Dataset rows about figures
++++++
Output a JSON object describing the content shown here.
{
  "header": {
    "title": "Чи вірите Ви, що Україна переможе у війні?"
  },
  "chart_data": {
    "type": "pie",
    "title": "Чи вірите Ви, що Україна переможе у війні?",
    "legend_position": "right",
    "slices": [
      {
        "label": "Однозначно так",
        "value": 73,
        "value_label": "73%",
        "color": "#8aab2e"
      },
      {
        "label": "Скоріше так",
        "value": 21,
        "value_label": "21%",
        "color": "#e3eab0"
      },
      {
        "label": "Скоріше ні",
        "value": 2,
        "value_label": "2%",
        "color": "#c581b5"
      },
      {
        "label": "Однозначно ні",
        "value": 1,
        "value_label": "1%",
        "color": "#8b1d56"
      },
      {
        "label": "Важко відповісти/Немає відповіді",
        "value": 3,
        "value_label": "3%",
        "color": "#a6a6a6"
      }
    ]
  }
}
++++++
## Required work
For each line above that contains the word "війні", copy that line.

## Task result
    "title": "Чи вірите Ви, що Україна переможе у війні?"
    "title": "Чи вірите Ви, що Україна переможе у війні?",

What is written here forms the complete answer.